Stored data:
........

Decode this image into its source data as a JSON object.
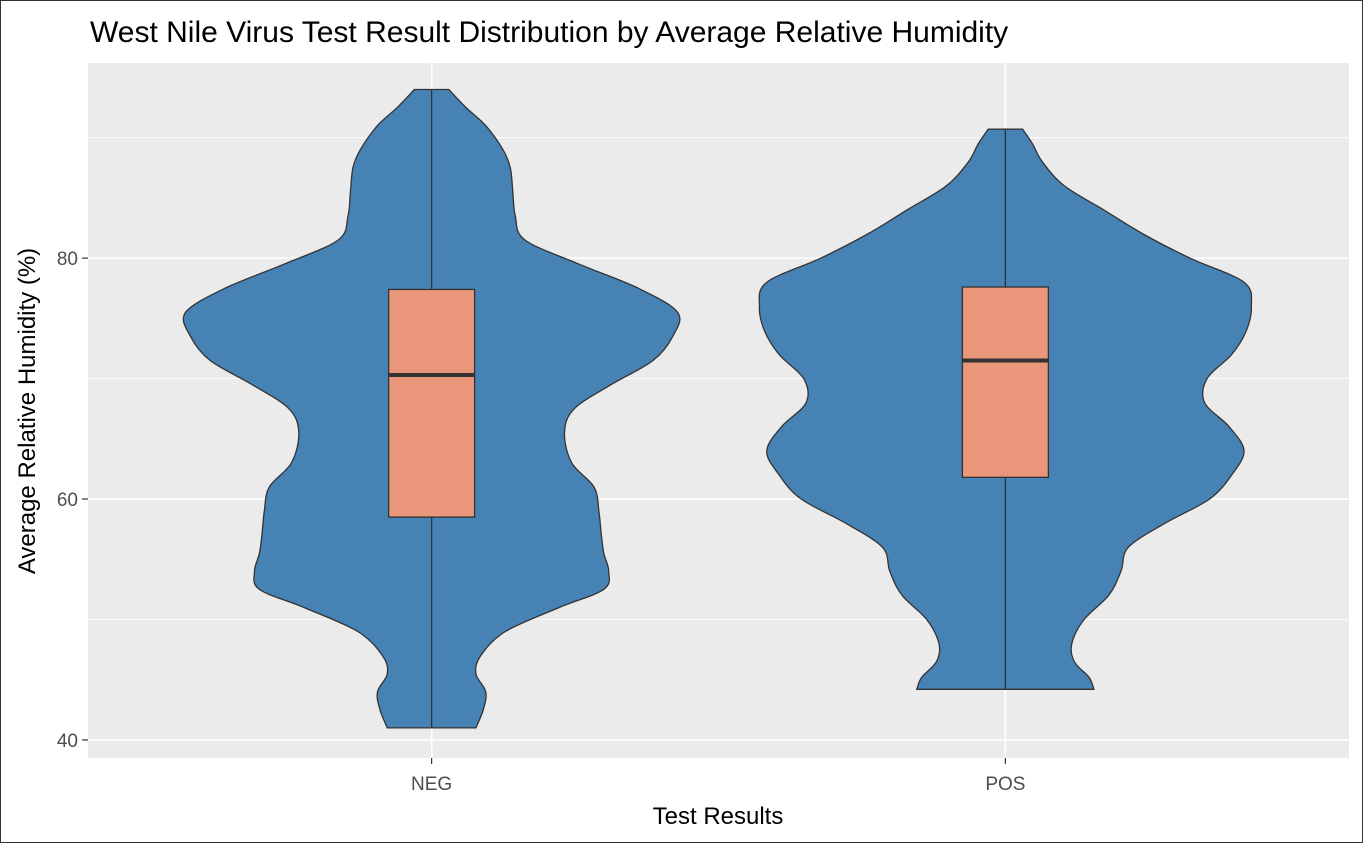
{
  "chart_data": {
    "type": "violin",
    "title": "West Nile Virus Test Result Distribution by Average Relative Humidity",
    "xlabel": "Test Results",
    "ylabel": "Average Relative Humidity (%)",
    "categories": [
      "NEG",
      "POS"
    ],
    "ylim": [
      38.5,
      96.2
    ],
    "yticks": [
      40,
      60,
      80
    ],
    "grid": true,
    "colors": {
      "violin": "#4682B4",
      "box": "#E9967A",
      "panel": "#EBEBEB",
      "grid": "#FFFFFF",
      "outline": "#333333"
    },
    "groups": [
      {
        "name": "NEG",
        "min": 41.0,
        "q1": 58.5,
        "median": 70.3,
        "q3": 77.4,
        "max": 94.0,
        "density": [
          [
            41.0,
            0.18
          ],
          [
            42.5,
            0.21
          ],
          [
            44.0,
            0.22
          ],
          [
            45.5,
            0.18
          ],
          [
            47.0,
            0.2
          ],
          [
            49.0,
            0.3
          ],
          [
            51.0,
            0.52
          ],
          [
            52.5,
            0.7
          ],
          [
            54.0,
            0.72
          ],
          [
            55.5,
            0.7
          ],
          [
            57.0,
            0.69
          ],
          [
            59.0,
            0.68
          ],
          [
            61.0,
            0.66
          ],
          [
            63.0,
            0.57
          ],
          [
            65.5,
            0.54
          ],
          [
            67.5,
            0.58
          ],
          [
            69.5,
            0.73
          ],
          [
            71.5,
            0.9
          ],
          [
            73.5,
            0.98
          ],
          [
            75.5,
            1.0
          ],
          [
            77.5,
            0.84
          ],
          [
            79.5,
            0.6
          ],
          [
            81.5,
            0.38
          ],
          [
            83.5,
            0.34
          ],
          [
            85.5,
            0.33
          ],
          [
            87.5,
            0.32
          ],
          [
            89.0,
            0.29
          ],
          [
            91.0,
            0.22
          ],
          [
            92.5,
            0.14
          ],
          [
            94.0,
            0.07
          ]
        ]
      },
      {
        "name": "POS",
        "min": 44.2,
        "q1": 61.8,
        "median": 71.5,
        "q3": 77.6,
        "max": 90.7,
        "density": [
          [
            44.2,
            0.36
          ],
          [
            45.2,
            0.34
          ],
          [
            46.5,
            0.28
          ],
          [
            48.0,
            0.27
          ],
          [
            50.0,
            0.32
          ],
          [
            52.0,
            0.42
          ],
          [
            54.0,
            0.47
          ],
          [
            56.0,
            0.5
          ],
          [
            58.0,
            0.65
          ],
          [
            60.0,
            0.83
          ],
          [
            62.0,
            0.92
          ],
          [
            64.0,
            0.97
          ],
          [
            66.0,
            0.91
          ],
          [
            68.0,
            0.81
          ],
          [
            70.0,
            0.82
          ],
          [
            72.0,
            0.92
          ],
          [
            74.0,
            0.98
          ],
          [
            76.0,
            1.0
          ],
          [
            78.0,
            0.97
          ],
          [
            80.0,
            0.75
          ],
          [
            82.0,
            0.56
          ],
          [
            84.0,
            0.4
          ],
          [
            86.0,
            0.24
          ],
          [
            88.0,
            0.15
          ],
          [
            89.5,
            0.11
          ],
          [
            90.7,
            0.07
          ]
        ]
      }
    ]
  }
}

........

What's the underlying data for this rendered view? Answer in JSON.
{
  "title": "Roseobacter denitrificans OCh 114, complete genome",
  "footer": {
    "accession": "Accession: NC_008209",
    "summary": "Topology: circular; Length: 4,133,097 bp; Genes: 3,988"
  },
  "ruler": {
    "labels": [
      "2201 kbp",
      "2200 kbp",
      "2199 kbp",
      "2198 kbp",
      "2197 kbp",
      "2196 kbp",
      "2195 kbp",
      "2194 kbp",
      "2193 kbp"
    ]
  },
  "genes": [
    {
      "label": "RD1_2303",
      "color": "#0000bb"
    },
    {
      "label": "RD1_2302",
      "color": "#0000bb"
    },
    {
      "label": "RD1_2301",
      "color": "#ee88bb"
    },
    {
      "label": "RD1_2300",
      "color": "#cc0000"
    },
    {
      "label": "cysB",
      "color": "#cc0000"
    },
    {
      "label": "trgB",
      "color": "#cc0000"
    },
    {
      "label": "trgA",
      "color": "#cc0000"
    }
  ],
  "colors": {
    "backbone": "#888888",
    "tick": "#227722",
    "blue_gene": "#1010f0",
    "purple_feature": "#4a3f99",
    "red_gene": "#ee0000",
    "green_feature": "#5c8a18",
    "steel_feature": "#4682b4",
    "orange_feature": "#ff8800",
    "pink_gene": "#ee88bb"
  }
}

........

Report each line in the data above that holds the word "Test" by copying it.

◆ RESULT OF THIS EXERCISE
    "title": "West Nile Virus Test Result Distribution by Average Relative Humidity",
    "xlabel": "Test Results",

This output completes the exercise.